## [Your instructions]
The data below should be restated word for word, with every picture omitted.

** Begin Dataset **

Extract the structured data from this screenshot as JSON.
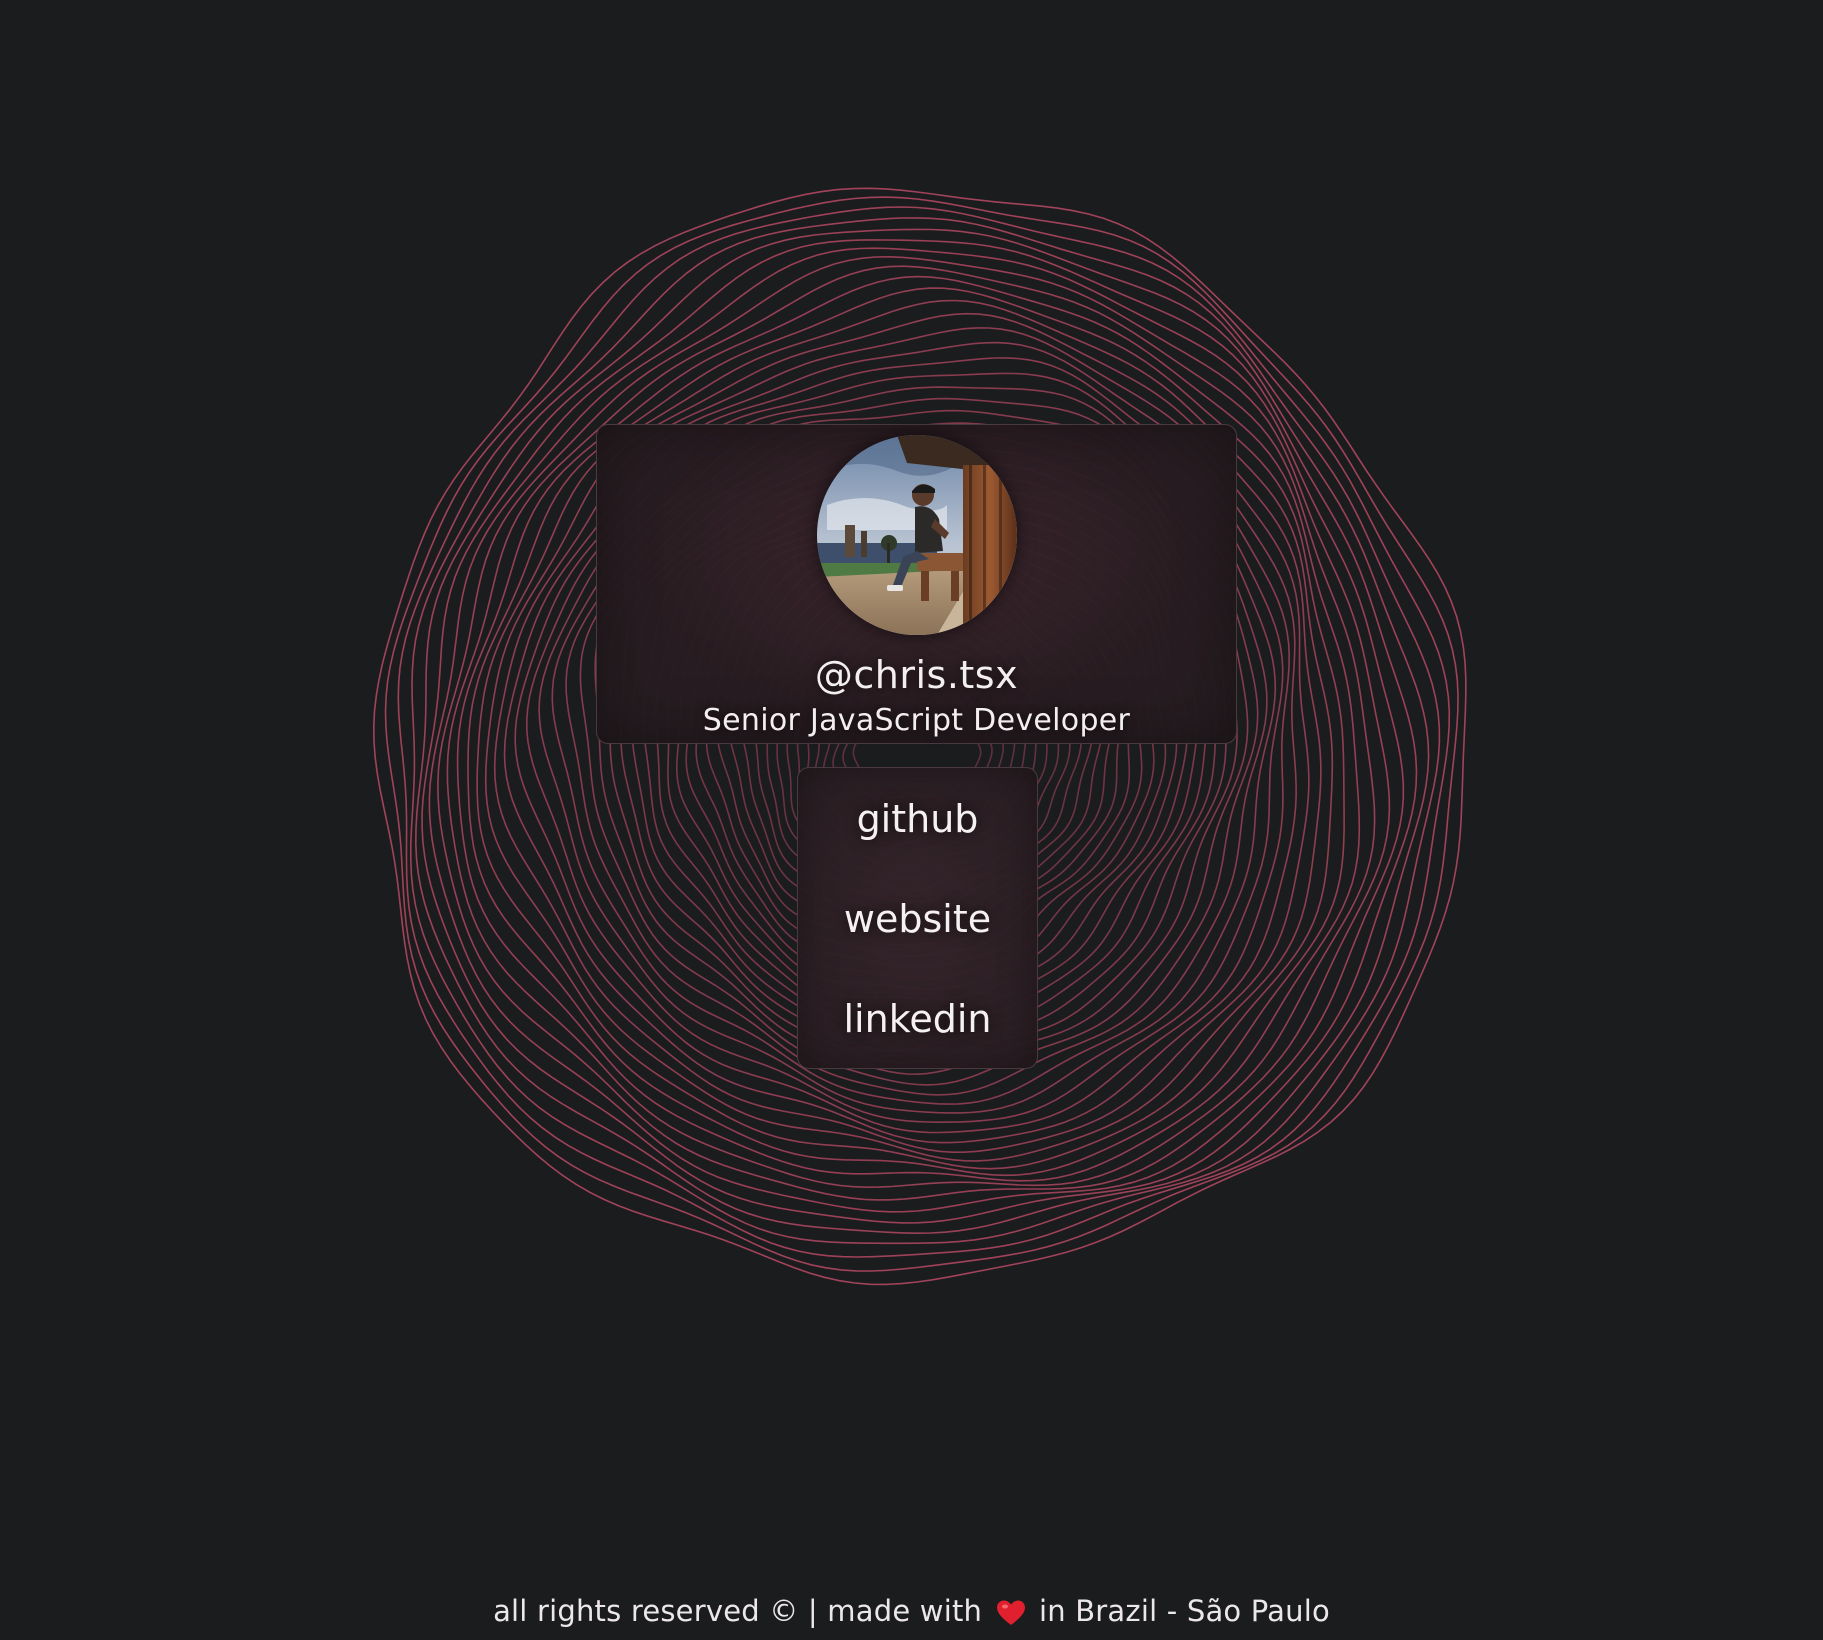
{
  "profile": {
    "username": "@chris.tsx",
    "title": "Senior JavaScript Developer",
    "avatar_icon": "profile-photo"
  },
  "links": [
    {
      "label": "github"
    },
    {
      "label": "website"
    },
    {
      "label": "linkedin"
    }
  ],
  "footer": {
    "before_heart": "all rights reserved © | made with",
    "heart_icon": "heart-icon",
    "after_heart": "in Brazil - São Paulo"
  },
  "colors": {
    "background": "#1b1c1e",
    "ring_stroke": "#b04862",
    "card_border": "#4a3a40",
    "text": "#f3eef0",
    "heart": "#e0202e"
  }
}
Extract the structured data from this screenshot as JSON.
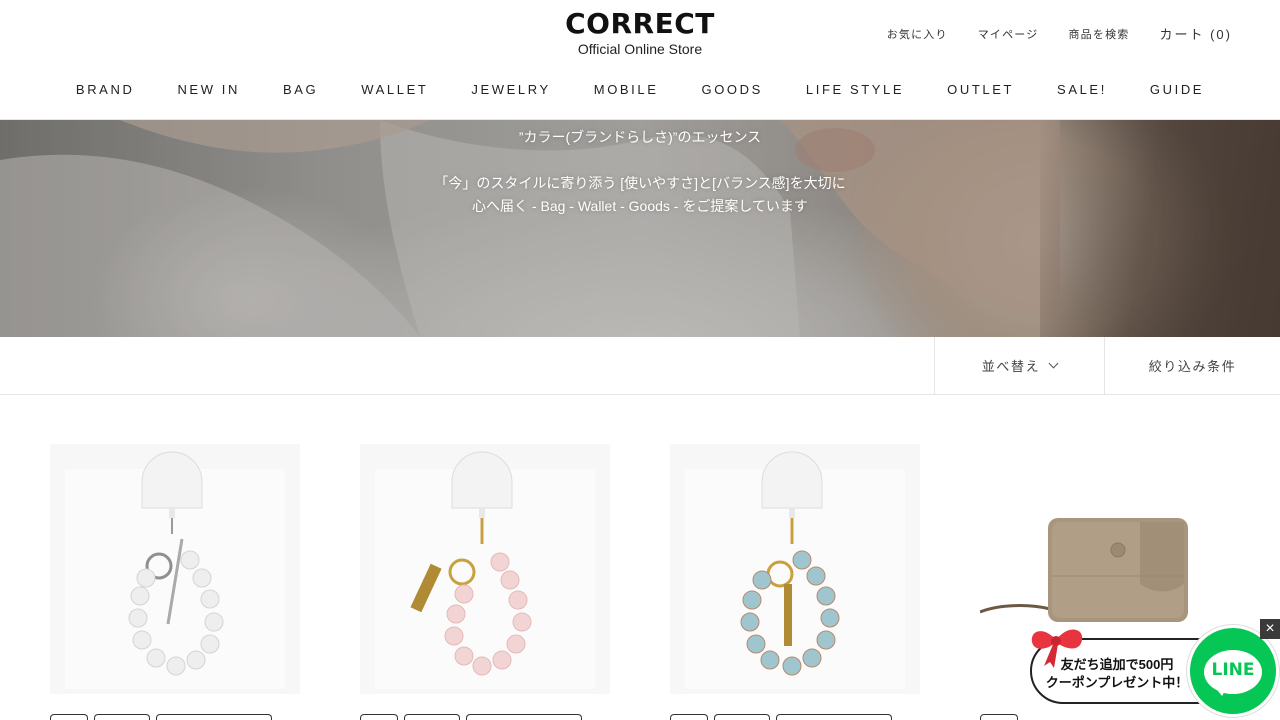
{
  "header": {
    "logo_title": "CORRECT",
    "logo_subtitle": "Official Online Store",
    "util_links": [
      "お気に入り",
      "マイページ",
      "商品を検索"
    ],
    "cart_label": "カート (0)"
  },
  "main_nav": [
    "BRAND",
    "NEW IN",
    "BAG",
    "WALLET",
    "JEWELRY",
    "MOBILE",
    "GOODS",
    "LIFE STYLE",
    "OUTLET",
    "SALE!",
    "GUIDE"
  ],
  "hero": {
    "line1": "”カラー(ブランドらしさ)”のエッセンス",
    "line2": "「今」のスタイルに寄り添う [使いやすさ]と[バランス感]を大切に",
    "line3": "心へ届く - Bag - Wallet - Goods - をご提案しています"
  },
  "toolbar": {
    "sort_label": "並べ替え",
    "filter_label": "絞り込み条件"
  },
  "products": [
    {
      "type": "heart-beads-strap",
      "color": "white"
    },
    {
      "type": "heart-beads-strap",
      "color": "pink"
    },
    {
      "type": "heart-beads-strap",
      "color": "turquoise"
    },
    {
      "type": "mini-wallet",
      "color": "taupe"
    }
  ],
  "line_banner": {
    "text_line1": "友だち追加で500円",
    "text_line2": "クーポンプレゼント中！",
    "logo_text": "LINE",
    "close_label": "×",
    "brand_color": "#06c755"
  }
}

** End Dataset **

## [Output for this exercise]
Extract the structured data from this screenshot as JSON.
{
  "profile": {
    "username": "@chris.tsx",
    "title": "Senior JavaScript Developer",
    "avatar_icon": "profile-photo"
  },
  "links": [
    {
      "label": "github"
    },
    {
      "label": "website"
    },
    {
      "label": "linkedin"
    }
  ],
  "footer": {
    "before_heart": "all rights reserved © | made with",
    "heart_icon": "heart-icon",
    "after_heart": "in Brazil - São Paulo"
  },
  "colors": {
    "background": "#1b1c1e",
    "ring_stroke": "#b04862",
    "card_border": "#4a3a40",
    "text": "#f3eef0",
    "heart": "#e0202e"
  }
}
Extract the structured data from this screenshot as JSON.
{
  "header": {
    "logo_title": "CORRECT",
    "logo_subtitle": "Official Online Store",
    "util_links": [
      "お気に入り",
      "マイページ",
      "商品を検索"
    ],
    "cart_label": "カート (0)"
  },
  "main_nav": [
    "BRAND",
    "NEW IN",
    "BAG",
    "WALLET",
    "JEWELRY",
    "MOBILE",
    "GOODS",
    "LIFE STYLE",
    "OUTLET",
    "SALE!",
    "GUIDE"
  ],
  "hero": {
    "line1": "”カラー(ブランドらしさ)”のエッセンス",
    "line2": "「今」のスタイルに寄り添う [使いやすさ]と[バランス感]を大切に",
    "line3": "心へ届く - Bag - Wallet - Goods - をご提案しています"
  },
  "toolbar": {
    "sort_label": "並べ替え",
    "filter_label": "絞り込み条件"
  },
  "products": [
    {
      "type": "heart-beads-strap",
      "color": "white"
    },
    {
      "type": "heart-beads-strap",
      "color": "pink"
    },
    {
      "type": "heart-beads-strap",
      "color": "turquoise"
    },
    {
      "type": "mini-wallet",
      "color": "taupe"
    }
  ],
  "line_banner": {
    "text_line1": "友だち追加で500円",
    "text_line2": "クーポンプレゼント中！",
    "logo_text": "LINE",
    "close_label": "×",
    "brand_color": "#06c755"
  }
}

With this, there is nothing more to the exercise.